** BEGIN **

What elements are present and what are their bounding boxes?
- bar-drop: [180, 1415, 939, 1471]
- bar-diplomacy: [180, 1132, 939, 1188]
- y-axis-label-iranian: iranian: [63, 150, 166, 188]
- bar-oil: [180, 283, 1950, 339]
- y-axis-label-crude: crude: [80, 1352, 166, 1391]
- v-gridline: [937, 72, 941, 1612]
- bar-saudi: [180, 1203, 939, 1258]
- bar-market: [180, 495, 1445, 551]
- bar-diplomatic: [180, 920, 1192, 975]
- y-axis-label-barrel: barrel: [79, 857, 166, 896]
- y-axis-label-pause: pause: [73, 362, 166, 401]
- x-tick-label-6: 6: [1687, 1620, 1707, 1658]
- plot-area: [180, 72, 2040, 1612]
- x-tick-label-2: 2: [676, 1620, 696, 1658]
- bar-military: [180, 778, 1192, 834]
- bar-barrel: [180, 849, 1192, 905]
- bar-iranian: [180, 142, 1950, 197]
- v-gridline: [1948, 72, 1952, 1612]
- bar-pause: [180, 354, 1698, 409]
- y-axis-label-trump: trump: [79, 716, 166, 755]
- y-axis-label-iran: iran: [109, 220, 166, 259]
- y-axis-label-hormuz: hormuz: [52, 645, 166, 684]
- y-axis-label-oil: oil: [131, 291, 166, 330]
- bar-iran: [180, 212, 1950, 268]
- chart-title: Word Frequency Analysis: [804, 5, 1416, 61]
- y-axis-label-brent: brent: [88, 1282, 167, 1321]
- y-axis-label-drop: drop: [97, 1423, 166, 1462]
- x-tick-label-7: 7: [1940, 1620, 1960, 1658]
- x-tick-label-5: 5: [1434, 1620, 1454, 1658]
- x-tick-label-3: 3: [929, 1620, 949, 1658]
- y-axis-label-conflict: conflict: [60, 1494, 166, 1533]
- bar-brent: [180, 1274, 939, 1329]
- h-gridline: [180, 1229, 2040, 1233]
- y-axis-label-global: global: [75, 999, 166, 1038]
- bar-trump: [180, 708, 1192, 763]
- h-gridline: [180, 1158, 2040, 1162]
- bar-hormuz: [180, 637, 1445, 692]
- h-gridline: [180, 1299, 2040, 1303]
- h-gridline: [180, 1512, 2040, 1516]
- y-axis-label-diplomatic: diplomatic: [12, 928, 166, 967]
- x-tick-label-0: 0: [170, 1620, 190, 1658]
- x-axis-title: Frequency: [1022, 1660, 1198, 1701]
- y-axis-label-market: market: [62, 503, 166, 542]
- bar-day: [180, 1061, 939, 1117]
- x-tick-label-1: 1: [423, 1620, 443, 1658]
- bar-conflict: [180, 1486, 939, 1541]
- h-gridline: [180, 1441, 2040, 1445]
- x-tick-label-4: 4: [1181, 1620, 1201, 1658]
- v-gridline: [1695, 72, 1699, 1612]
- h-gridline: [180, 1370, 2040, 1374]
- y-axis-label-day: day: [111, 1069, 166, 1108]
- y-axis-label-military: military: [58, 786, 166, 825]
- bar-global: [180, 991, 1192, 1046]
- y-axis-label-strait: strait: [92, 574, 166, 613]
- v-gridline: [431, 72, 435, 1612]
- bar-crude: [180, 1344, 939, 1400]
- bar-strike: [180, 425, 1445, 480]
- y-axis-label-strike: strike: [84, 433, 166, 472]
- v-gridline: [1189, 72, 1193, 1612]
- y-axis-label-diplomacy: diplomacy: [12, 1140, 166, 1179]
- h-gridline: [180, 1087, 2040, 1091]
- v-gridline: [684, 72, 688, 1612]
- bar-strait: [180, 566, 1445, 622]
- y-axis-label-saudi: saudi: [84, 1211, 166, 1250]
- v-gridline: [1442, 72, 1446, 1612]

** END **

> [What this task involves] Copy out every line of the records above, word for word and in the same order.

> [The reply]
What elements are present and what are their bounding boxes?
- bar-drop: [180, 1415, 939, 1471]
- bar-diplomacy: [180, 1132, 939, 1188]
- y-axis-label-iranian: iranian: [63, 150, 166, 188]
- bar-oil: [180, 283, 1950, 339]
- y-axis-label-crude: crude: [80, 1352, 166, 1391]
- v-gridline: [937, 72, 941, 1612]
- bar-saudi: [180, 1203, 939, 1258]
- bar-market: [180, 495, 1445, 551]
- bar-diplomatic: [180, 920, 1192, 975]
- y-axis-label-barrel: barrel: [79, 857, 166, 896]
- y-axis-label-pause: pause: [73, 362, 166, 401]
- x-tick-label-6: 6: [1687, 1620, 1707, 1658]
- plot-area: [180, 72, 2040, 1612]
- x-tick-label-2: 2: [676, 1620, 696, 1658]
- bar-military: [180, 778, 1192, 834]
- bar-barrel: [180, 849, 1192, 905]
- bar-iranian: [180, 142, 1950, 197]
- v-gridline: [1948, 72, 1952, 1612]
- bar-pause: [180, 354, 1698, 409]
- y-axis-label-trump: trump: [79, 716, 166, 755]
- y-axis-label-iran: iran: [109, 220, 166, 259]
- y-axis-label-hormuz: hormuz: [52, 645, 166, 684]
- y-axis-label-oil: oil: [131, 291, 166, 330]
- bar-iran: [180, 212, 1950, 268]
- chart-title: Word Frequency Analysis: [804, 5, 1416, 61]
- y-axis-label-brent: brent: [88, 1282, 167, 1321]
- y-axis-label-drop: drop: [97, 1423, 166, 1462]
- x-tick-label-7: 7: [1940, 1620, 1960, 1658]
- x-tick-label-5: 5: [1434, 1620, 1454, 1658]
- x-tick-label-3: 3: [929, 1620, 949, 1658]
- y-axis-label-conflict: conflict: [60, 1494, 166, 1533]
- bar-brent: [180, 1274, 939, 1329]
- h-gridline: [180, 1229, 2040, 1233]
- y-axis-label-global: global: [75, 999, 166, 1038]
- bar-trump: [180, 708, 1192, 763]
- h-gridline: [180, 1158, 2040, 1162]
- bar-hormuz: [180, 637, 1445, 692]
- h-gridline: [180, 1299, 2040, 1303]
- h-gridline: [180, 1512, 2040, 1516]
- y-axis-label-diplomatic: diplomatic: [12, 928, 166, 967]
- x-tick-label-0: 0: [170, 1620, 190, 1658]
- x-axis-title: Frequency: [1022, 1660, 1198, 1701]
- y-axis-label-market: market: [62, 503, 166, 542]
- bar-day: [180, 1061, 939, 1117]
- x-tick-label-1: 1: [423, 1620, 443, 1658]
- bar-conflict: [180, 1486, 939, 1541]
- h-gridline: [180, 1441, 2040, 1445]
- x-tick-label-4: 4: [1181, 1620, 1201, 1658]
- v-gridline: [1695, 72, 1699, 1612]
- h-gridline: [180, 1370, 2040, 1374]
- y-axis-label-day: day: [111, 1069, 166, 1108]
- y-axis-label-military: military: [58, 786, 166, 825]
- bar-global: [180, 991, 1192, 1046]
- y-axis-label-strait: strait: [92, 574, 166, 613]
- v-gridline: [431, 72, 435, 1612]
- bar-crude: [180, 1344, 939, 1400]
- bar-strike: [180, 425, 1445, 480]
- y-axis-label-strike: strike: [84, 433, 166, 472]
- v-gridline: [1189, 72, 1193, 1612]
- y-axis-label-diplomacy: diplomacy: [12, 1140, 166, 1179]
- h-gridline: [180, 1087, 2040, 1091]
- v-gridline: [684, 72, 688, 1612]
- bar-strait: [180, 566, 1445, 622]
- y-axis-label-saudi: saudi: [84, 1211, 166, 1250]
- v-gridline: [1442, 72, 1446, 1612]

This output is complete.